Exercise instructions → Look for the line with "Enumerate this screenshot's" in the entries below, then extract that line and all lines after it exactly, with pictures left out.

=======

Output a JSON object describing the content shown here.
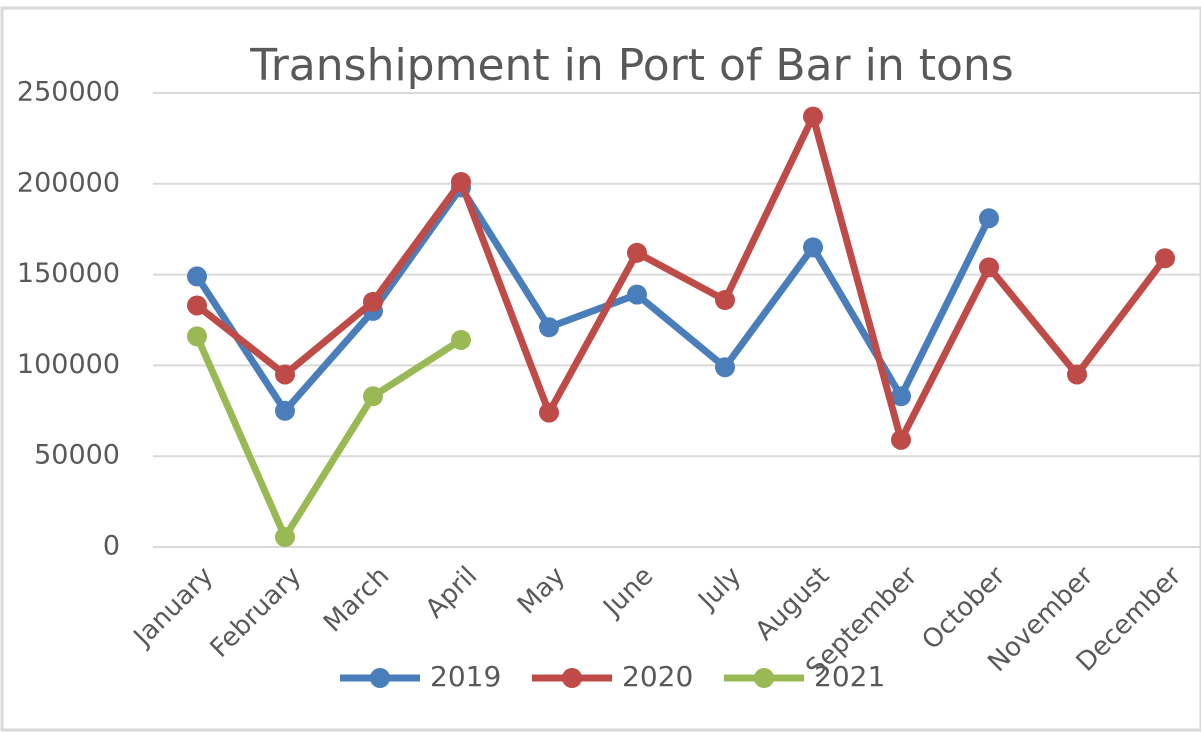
{
  "chart_data": {
    "type": "line",
    "title": "Transhipment in Port of Bar in tons",
    "categories": [
      "January",
      "February",
      "March",
      "April",
      "May",
      "June",
      "July",
      "August",
      "September",
      "October",
      "November",
      "December"
    ],
    "series": [
      {
        "name": "2019",
        "color": "#4a7ebb",
        "values": [
          149000,
          75000,
          130000,
          198000,
          121000,
          139000,
          99000,
          165000,
          83000,
          181000,
          null,
          null
        ]
      },
      {
        "name": "2020",
        "color": "#be4b48",
        "values": [
          133000,
          95000,
          135000,
          201000,
          74000,
          162000,
          136000,
          237000,
          59000,
          154000,
          95000,
          159000
        ]
      },
      {
        "name": "2021",
        "color": "#98b954",
        "values": [
          116000,
          5500,
          83000,
          114000,
          null,
          null,
          null,
          null,
          null,
          null,
          null,
          null
        ]
      }
    ],
    "ylim": [
      0,
      250000
    ],
    "yticks": [
      0,
      50000,
      100000,
      150000,
      200000,
      250000
    ],
    "grid": true,
    "legend": "bottom"
  }
}
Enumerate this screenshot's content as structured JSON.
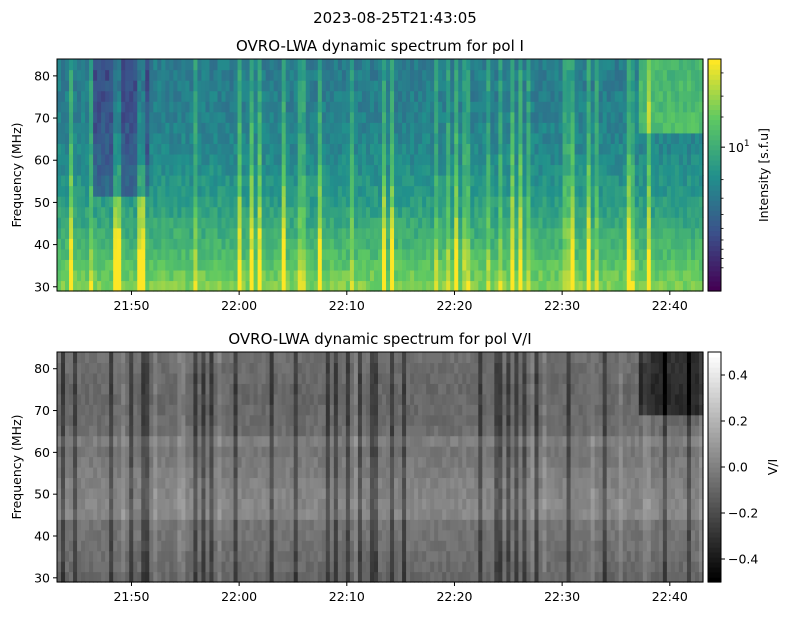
{
  "figure": {
    "suptitle": "2023-08-25T21:43:05"
  },
  "chart_data": [
    {
      "type": "heatmap",
      "title": "OVRO-LWA dynamic spectrum for pol I",
      "xlabel": "",
      "ylabel": "Frequency (MHz)",
      "x_tick_labels": [
        "21:50",
        "22:00",
        "22:10",
        "22:20",
        "22:30",
        "22:40"
      ],
      "x_ticks_minutes_after_21_00": [
        50,
        60,
        70,
        80,
        90,
        100
      ],
      "xlim_time": [
        "21:43:05",
        "22:43:05"
      ],
      "y_ticks": [
        30,
        40,
        50,
        60,
        70,
        80
      ],
      "ylim": [
        29,
        84
      ],
      "colormap": "viridis",
      "color_scale": "log",
      "colorbar": {
        "label": "Intensity [s.f.u]",
        "major_tick_label": "10",
        "major_tick_exponent": "1",
        "orientation": "vertical",
        "placement": "right"
      }
    },
    {
      "type": "heatmap",
      "title": "OVRO-LWA dynamic spectrum for pol V/I",
      "xlabel": "",
      "ylabel": "Frequency (MHz)",
      "x_tick_labels": [
        "21:50",
        "22:00",
        "22:10",
        "22:20",
        "22:30",
        "22:40"
      ],
      "x_ticks_minutes_after_21_00": [
        50,
        60,
        70,
        80,
        90,
        100
      ],
      "xlim_time": [
        "21:43:05",
        "22:43:05"
      ],
      "y_ticks": [
        30,
        40,
        50,
        60,
        70,
        80
      ],
      "ylim": [
        29,
        84
      ],
      "colormap": "gray",
      "color_scale": "linear",
      "colorbar": {
        "label": "V/I",
        "ticks": [
          0.4,
          0.2,
          0.0,
          -0.2,
          -0.4
        ],
        "tick_labels": [
          "0.4",
          "0.2",
          "0.0",
          "−0.2",
          "−0.4"
        ],
        "range": [
          -0.5,
          0.5
        ],
        "orientation": "vertical",
        "placement": "right"
      }
    }
  ]
}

=======

Exercise response →
Enumerate this screenshot's content as structured JSON.
{
  "figure": {
    "suptitle": "2023-08-25T21:43:05"
  },
  "chart_data": [
    {
      "type": "heatmap",
      "title": "OVRO-LWA dynamic spectrum for pol I",
      "xlabel": "",
      "ylabel": "Frequency (MHz)",
      "x_tick_labels": [
        "21:50",
        "22:00",
        "22:10",
        "22:20",
        "22:30",
        "22:40"
      ],
      "x_ticks_minutes_after_21_00": [
        50,
        60,
        70,
        80,
        90,
        100
      ],
      "xlim_time": [
        "21:43:05",
        "22:43:05"
      ],
      "y_ticks": [
        30,
        40,
        50,
        60,
        70,
        80
      ],
      "ylim": [
        29,
        84
      ],
      "colormap": "viridis",
      "color_scale": "log",
      "colorbar": {
        "label": "Intensity [s.f.u]",
        "major_tick_label": "10",
        "major_tick_exponent": "1",
        "orientation": "vertical",
        "placement": "right"
      }
    },
    {
      "type": "heatmap",
      "title": "OVRO-LWA dynamic spectrum for pol V/I",
      "xlabel": "",
      "ylabel": "Frequency (MHz)",
      "x_tick_labels": [
        "21:50",
        "22:00",
        "22:10",
        "22:20",
        "22:30",
        "22:40"
      ],
      "x_ticks_minutes_after_21_00": [
        50,
        60,
        70,
        80,
        90,
        100
      ],
      "xlim_time": [
        "21:43:05",
        "22:43:05"
      ],
      "y_ticks": [
        30,
        40,
        50,
        60,
        70,
        80
      ],
      "ylim": [
        29,
        84
      ],
      "colormap": "gray",
      "color_scale": "linear",
      "colorbar": {
        "label": "V/I",
        "ticks": [
          0.4,
          0.2,
          0.0,
          -0.2,
          -0.4
        ],
        "tick_labels": [
          "0.4",
          "0.2",
          "0.0",
          "−0.2",
          "−0.4"
        ],
        "range": [
          -0.5,
          0.5
        ],
        "orientation": "vertical",
        "placement": "right"
      }
    }
  ]
}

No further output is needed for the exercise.